Print the entries verbatim, leaving out the images they contain.

## begin

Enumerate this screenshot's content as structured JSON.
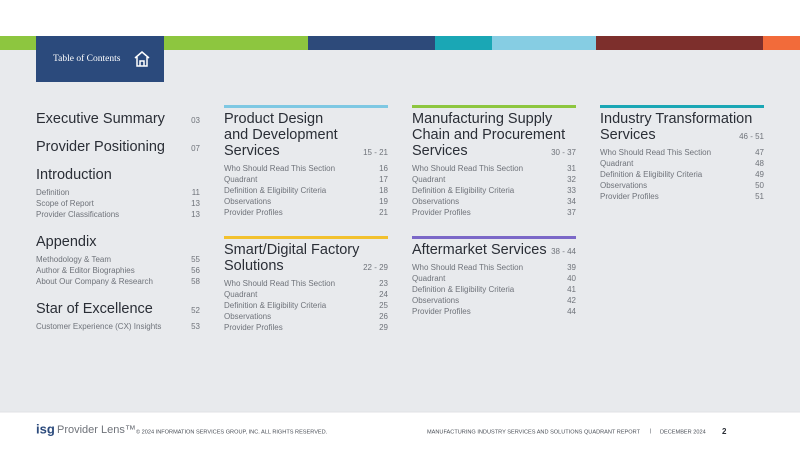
{
  "header": {
    "tab_label": "Table of Contents"
  },
  "left_sections": [
    {
      "title": "Executive Summary",
      "page": "03",
      "items": []
    },
    {
      "title": "Provider Positioning",
      "page": "07",
      "items": []
    },
    {
      "title": "Introduction",
      "items": [
        {
          "label": "Definition",
          "page": "11"
        },
        {
          "label": "Scope of Report",
          "page": "13"
        },
        {
          "label": "Provider Classifications",
          "page": "13"
        }
      ]
    },
    {
      "title": "Appendix",
      "items": [
        {
          "label": "Methodology & Team",
          "page": "55"
        },
        {
          "label": "Author & Editor Biographies",
          "page": "56"
        },
        {
          "label": "About Our Company & Research",
          "page": "58"
        }
      ]
    },
    {
      "title": "Star of Excellence",
      "page": "52",
      "items": [
        {
          "label": "Customer Experience (CX) Insights",
          "page": "53"
        }
      ]
    }
  ],
  "quadrant_sections": [
    {
      "title_lines": [
        "Product Design",
        "and Development",
        "Services"
      ],
      "pages": "15 - 21",
      "items": [
        {
          "label": "Who Should Read This Section",
          "page": "16"
        },
        {
          "label": "Quadrant",
          "page": "17"
        },
        {
          "label": "Definition & Eligibility Criteria",
          "page": "18"
        },
        {
          "label": "Observations",
          "page": "19"
        },
        {
          "label": "Provider Profiles",
          "page": "21"
        }
      ]
    },
    {
      "title_lines": [
        "Smart/Digital Factory",
        "Solutions"
      ],
      "pages": "22 - 29",
      "items": [
        {
          "label": "Who Should Read This Section",
          "page": "23"
        },
        {
          "label": "Quadrant",
          "page": "24"
        },
        {
          "label": "Definition & Eligibility Criteria",
          "page": "25"
        },
        {
          "label": "Observations",
          "page": "26"
        },
        {
          "label": "Provider Profiles",
          "page": "29"
        }
      ]
    },
    {
      "title_lines": [
        "Manufacturing Supply",
        "Chain and Procurement",
        "Services"
      ],
      "pages": "30 - 37",
      "items": [
        {
          "label": "Who Should Read This Section",
          "page": "31"
        },
        {
          "label": "Quadrant",
          "page": "32"
        },
        {
          "label": "Definition & Eligibility Criteria",
          "page": "33"
        },
        {
          "label": "Observations",
          "page": "34"
        },
        {
          "label": "Provider Profiles",
          "page": "37"
        }
      ]
    },
    {
      "title_lines": [
        "Aftermarket Services"
      ],
      "pages": "38 - 44",
      "items": [
        {
          "label": "Who Should Read This Section",
          "page": "39"
        },
        {
          "label": "Quadrant",
          "page": "40"
        },
        {
          "label": "Definition & Eligibility Criteria",
          "page": "41"
        },
        {
          "label": "Observations",
          "page": "42"
        },
        {
          "label": "Provider Profiles",
          "page": "44"
        }
      ]
    },
    {
      "title_lines": [
        "Industry Transformation",
        "Services"
      ],
      "pages": "46 - 51",
      "items": [
        {
          "label": "Who Should Read This Section",
          "page": "47"
        },
        {
          "label": "Quadrant",
          "page": "48"
        },
        {
          "label": "Definition & Eligibility Criteria",
          "page": "49"
        },
        {
          "label": "Observations",
          "page": "50"
        },
        {
          "label": "Provider Profiles",
          "page": "51"
        }
      ]
    }
  ],
  "footer": {
    "logo_brand": "isg",
    "logo_product": "Provider Lens™",
    "copyright": "© 2024 INFORMATION SERVICES GROUP, INC. ALL RIGHTS RESERVED.",
    "report_title": "MANUFACTURING INDUSTRY SERVICES AND SOLUTIONS QUADRANT REPORT",
    "separator": "|",
    "date": "DECEMBER 2024",
    "page_number": "2"
  }
}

## end

■ REPLY
Enumerate this screenshot's content as structured JSON.
{
  "header": {
    "tab_label": "Table of Contents"
  },
  "left_sections": [
    {
      "title": "Executive Summary",
      "page": "03",
      "items": []
    },
    {
      "title": "Provider Positioning",
      "page": "07",
      "items": []
    },
    {
      "title": "Introduction",
      "items": [
        {
          "label": "Definition",
          "page": "11"
        },
        {
          "label": "Scope of Report",
          "page": "13"
        },
        {
          "label": "Provider Classifications",
          "page": "13"
        }
      ]
    },
    {
      "title": "Appendix",
      "items": [
        {
          "label": "Methodology & Team",
          "page": "55"
        },
        {
          "label": "Author & Editor Biographies",
          "page": "56"
        },
        {
          "label": "About Our Company & Research",
          "page": "58"
        }
      ]
    },
    {
      "title": "Star of Excellence",
      "page": "52",
      "items": [
        {
          "label": "Customer Experience (CX) Insights",
          "page": "53"
        }
      ]
    }
  ],
  "quadrant_sections": [
    {
      "title_lines": [
        "Product Design",
        "and Development",
        "Services"
      ],
      "pages": "15 - 21",
      "items": [
        {
          "label": "Who Should Read This Section",
          "page": "16"
        },
        {
          "label": "Quadrant",
          "page": "17"
        },
        {
          "label": "Definition & Eligibility Criteria",
          "page": "18"
        },
        {
          "label": "Observations",
          "page": "19"
        },
        {
          "label": "Provider Profiles",
          "page": "21"
        }
      ]
    },
    {
      "title_lines": [
        "Smart/Digital Factory",
        "Solutions"
      ],
      "pages": "22 - 29",
      "items": [
        {
          "label": "Who Should Read This Section",
          "page": "23"
        },
        {
          "label": "Quadrant",
          "page": "24"
        },
        {
          "label": "Definition & Eligibility Criteria",
          "page": "25"
        },
        {
          "label": "Observations",
          "page": "26"
        },
        {
          "label": "Provider Profiles",
          "page": "29"
        }
      ]
    },
    {
      "title_lines": [
        "Manufacturing Supply",
        "Chain and Procurement",
        "Services"
      ],
      "pages": "30 - 37",
      "items": [
        {
          "label": "Who Should Read This Section",
          "page": "31"
        },
        {
          "label": "Quadrant",
          "page": "32"
        },
        {
          "label": "Definition & Eligibility Criteria",
          "page": "33"
        },
        {
          "label": "Observations",
          "page": "34"
        },
        {
          "label": "Provider Profiles",
          "page": "37"
        }
      ]
    },
    {
      "title_lines": [
        "Aftermarket Services"
      ],
      "pages": "38 - 44",
      "items": [
        {
          "label": "Who Should Read This Section",
          "page": "39"
        },
        {
          "label": "Quadrant",
          "page": "40"
        },
        {
          "label": "Definition & Eligibility Criteria",
          "page": "41"
        },
        {
          "label": "Observations",
          "page": "42"
        },
        {
          "label": "Provider Profiles",
          "page": "44"
        }
      ]
    },
    {
      "title_lines": [
        "Industry Transformation",
        "Services"
      ],
      "pages": "46 - 51",
      "items": [
        {
          "label": "Who Should Read This Section",
          "page": "47"
        },
        {
          "label": "Quadrant",
          "page": "48"
        },
        {
          "label": "Definition & Eligibility Criteria",
          "page": "49"
        },
        {
          "label": "Observations",
          "page": "50"
        },
        {
          "label": "Provider Profiles",
          "page": "51"
        }
      ]
    }
  ],
  "footer": {
    "logo_brand": "isg",
    "logo_product": "Provider Lens™",
    "copyright": "© 2024 INFORMATION SERVICES GROUP, INC. ALL RIGHTS RESERVED.",
    "report_title": "MANUFACTURING INDUSTRY SERVICES AND SOLUTIONS QUADRANT REPORT",
    "separator": "|",
    "date": "DECEMBER 2024",
    "page_number": "2"
  }
}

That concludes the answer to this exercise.